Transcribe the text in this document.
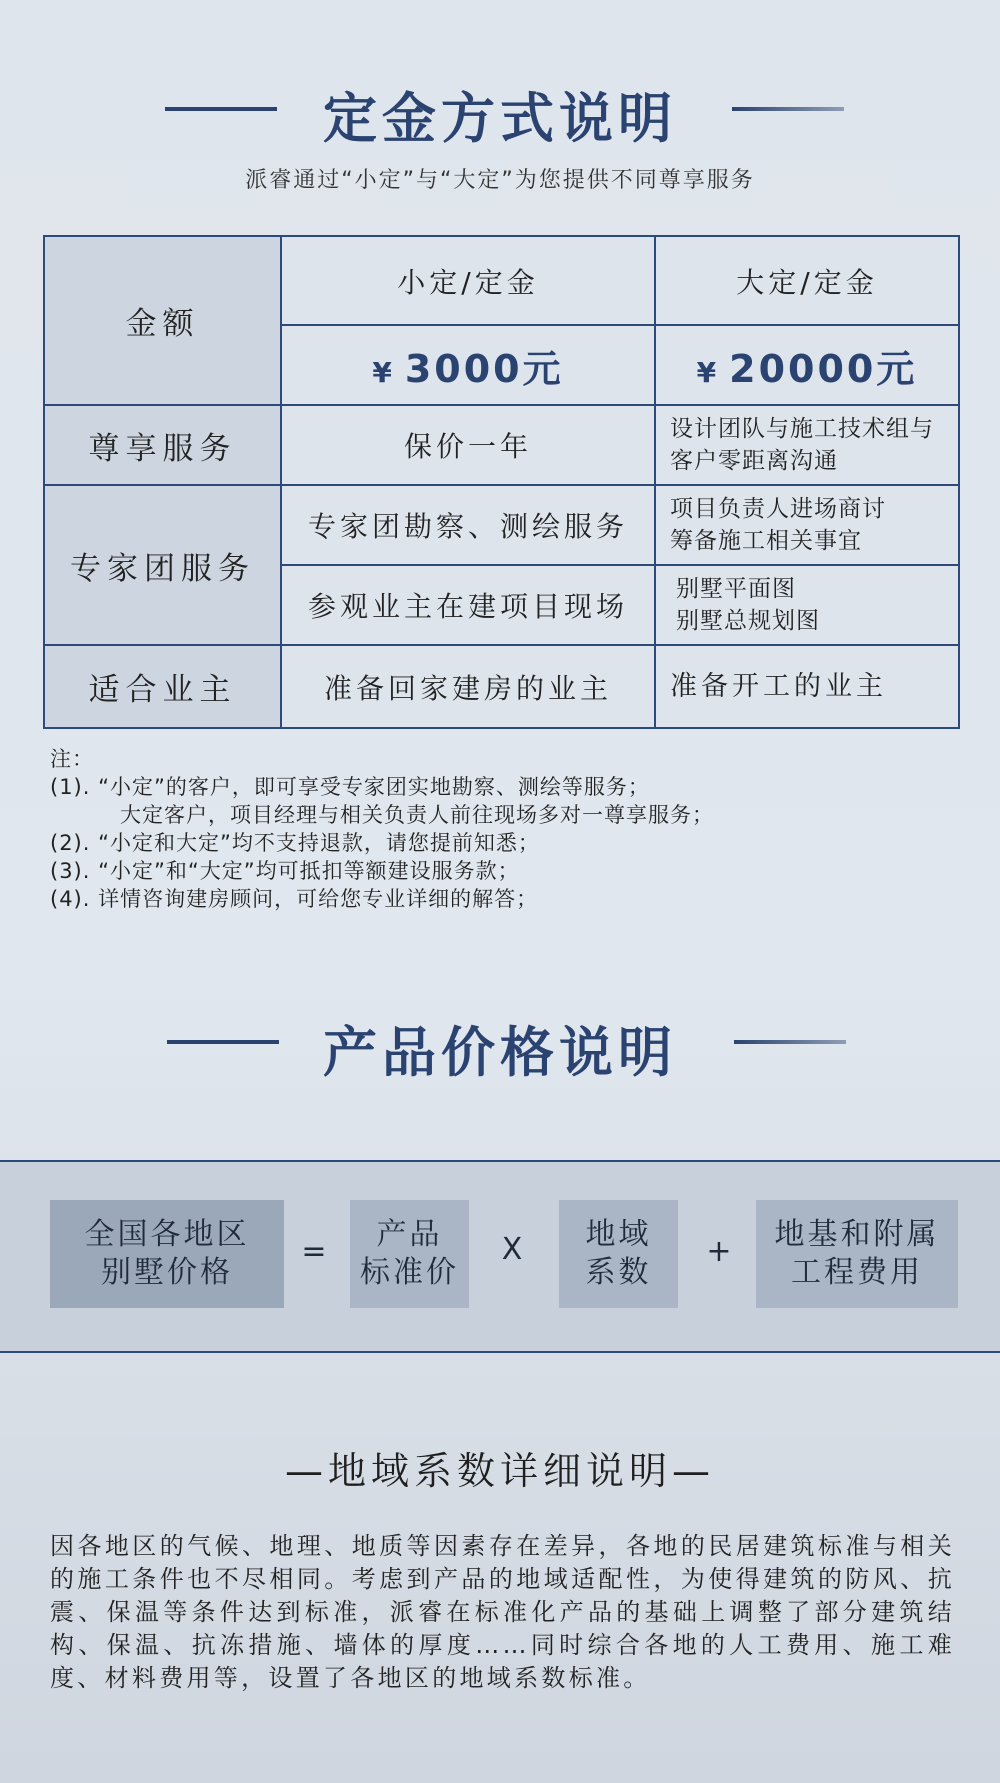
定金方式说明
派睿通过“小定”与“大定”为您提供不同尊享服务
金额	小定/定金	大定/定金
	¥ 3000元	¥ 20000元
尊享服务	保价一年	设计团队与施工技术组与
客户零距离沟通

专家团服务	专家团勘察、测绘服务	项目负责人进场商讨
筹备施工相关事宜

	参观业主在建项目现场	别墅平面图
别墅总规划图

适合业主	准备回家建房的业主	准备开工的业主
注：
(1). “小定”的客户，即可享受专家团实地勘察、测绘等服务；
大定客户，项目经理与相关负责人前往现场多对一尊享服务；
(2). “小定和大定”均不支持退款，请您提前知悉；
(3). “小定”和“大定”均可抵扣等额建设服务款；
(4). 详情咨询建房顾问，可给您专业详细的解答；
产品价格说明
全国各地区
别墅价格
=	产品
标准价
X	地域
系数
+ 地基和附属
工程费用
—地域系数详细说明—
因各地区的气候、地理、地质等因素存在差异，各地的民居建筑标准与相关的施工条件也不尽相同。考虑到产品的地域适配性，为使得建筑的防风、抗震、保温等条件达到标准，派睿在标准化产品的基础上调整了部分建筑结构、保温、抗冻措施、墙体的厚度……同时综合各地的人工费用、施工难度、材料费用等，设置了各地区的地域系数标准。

——

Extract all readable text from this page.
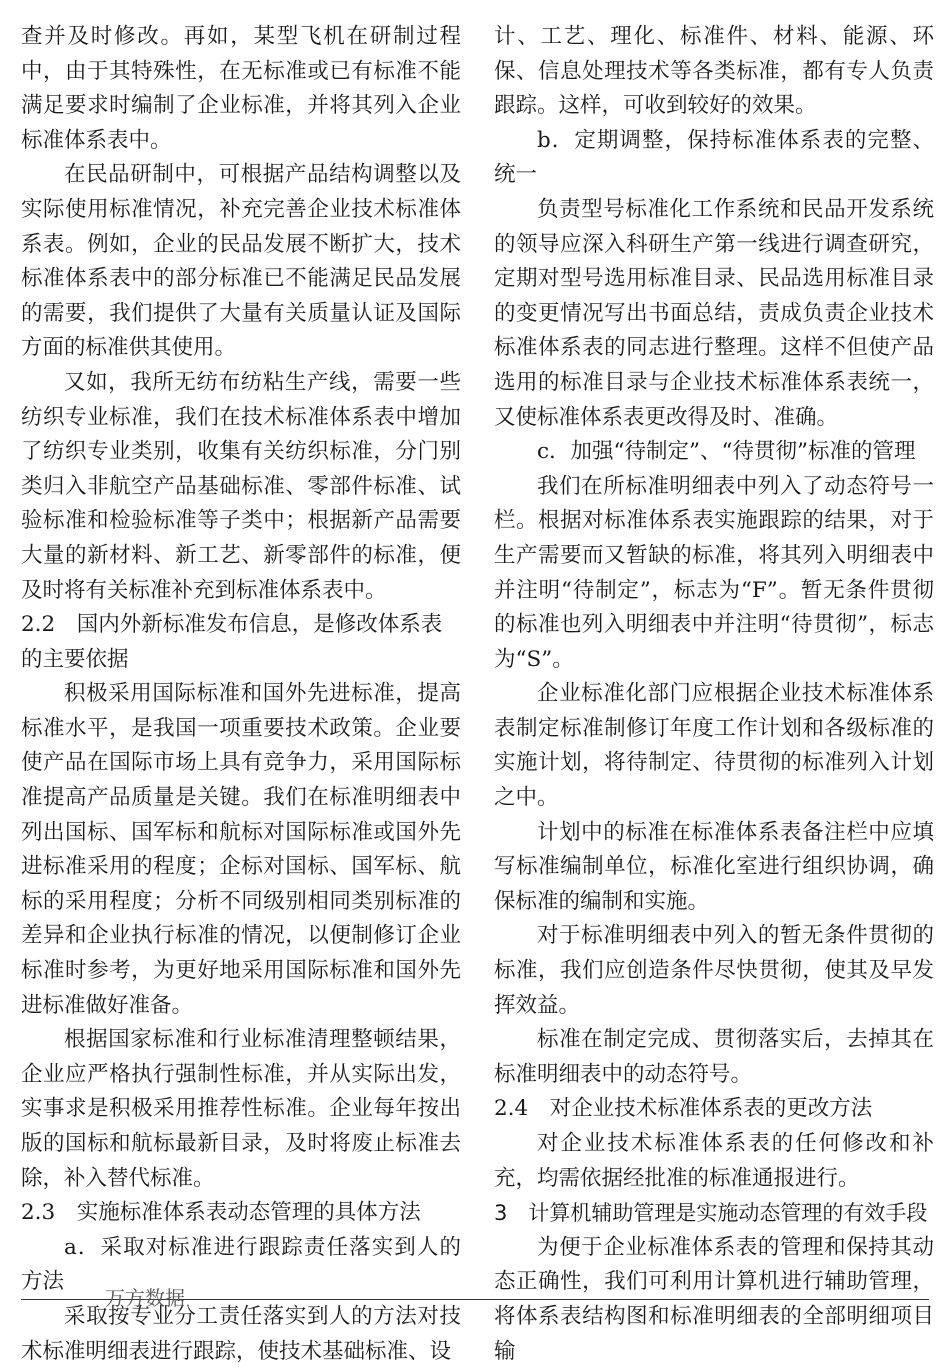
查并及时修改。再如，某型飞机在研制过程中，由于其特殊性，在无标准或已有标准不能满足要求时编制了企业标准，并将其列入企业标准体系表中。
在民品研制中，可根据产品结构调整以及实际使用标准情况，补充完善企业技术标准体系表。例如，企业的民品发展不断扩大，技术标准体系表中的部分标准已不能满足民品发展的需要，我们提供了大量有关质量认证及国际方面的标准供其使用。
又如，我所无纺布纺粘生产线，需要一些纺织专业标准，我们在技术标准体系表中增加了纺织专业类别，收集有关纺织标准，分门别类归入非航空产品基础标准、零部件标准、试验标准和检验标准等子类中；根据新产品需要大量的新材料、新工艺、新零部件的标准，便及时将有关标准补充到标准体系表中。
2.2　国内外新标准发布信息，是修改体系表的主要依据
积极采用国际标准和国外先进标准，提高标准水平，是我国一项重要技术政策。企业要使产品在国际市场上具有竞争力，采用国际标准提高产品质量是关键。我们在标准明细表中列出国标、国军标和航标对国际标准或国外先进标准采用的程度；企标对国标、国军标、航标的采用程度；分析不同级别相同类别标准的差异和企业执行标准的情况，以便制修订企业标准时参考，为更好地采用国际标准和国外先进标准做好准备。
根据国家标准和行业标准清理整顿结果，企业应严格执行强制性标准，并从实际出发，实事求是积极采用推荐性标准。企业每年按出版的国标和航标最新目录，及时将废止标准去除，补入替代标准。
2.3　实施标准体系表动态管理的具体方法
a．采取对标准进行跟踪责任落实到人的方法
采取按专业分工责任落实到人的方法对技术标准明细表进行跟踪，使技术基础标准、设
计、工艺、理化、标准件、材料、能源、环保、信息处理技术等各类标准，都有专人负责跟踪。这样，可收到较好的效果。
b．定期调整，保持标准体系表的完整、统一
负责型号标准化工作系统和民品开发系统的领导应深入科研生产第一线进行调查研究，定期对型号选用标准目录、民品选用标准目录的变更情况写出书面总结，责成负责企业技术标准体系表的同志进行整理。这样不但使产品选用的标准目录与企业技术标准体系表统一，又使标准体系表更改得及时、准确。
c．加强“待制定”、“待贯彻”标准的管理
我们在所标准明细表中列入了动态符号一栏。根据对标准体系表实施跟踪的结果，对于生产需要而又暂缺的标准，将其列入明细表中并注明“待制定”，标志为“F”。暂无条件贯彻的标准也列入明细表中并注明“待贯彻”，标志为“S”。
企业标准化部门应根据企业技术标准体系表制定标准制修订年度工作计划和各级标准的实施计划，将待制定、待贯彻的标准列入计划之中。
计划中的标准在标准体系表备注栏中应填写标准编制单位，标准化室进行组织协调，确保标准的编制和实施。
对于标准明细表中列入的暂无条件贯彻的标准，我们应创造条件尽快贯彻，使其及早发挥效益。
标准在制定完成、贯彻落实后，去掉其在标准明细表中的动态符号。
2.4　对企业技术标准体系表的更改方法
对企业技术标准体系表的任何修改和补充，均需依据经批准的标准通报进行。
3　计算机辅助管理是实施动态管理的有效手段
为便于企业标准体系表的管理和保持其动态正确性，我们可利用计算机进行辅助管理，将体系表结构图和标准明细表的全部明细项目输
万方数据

——

**AIM**
Which lines hold the word "this"? Copy every one of them.

**FINAL RESULT**
Transcribe the text in this document.
Extract all readable text from this page.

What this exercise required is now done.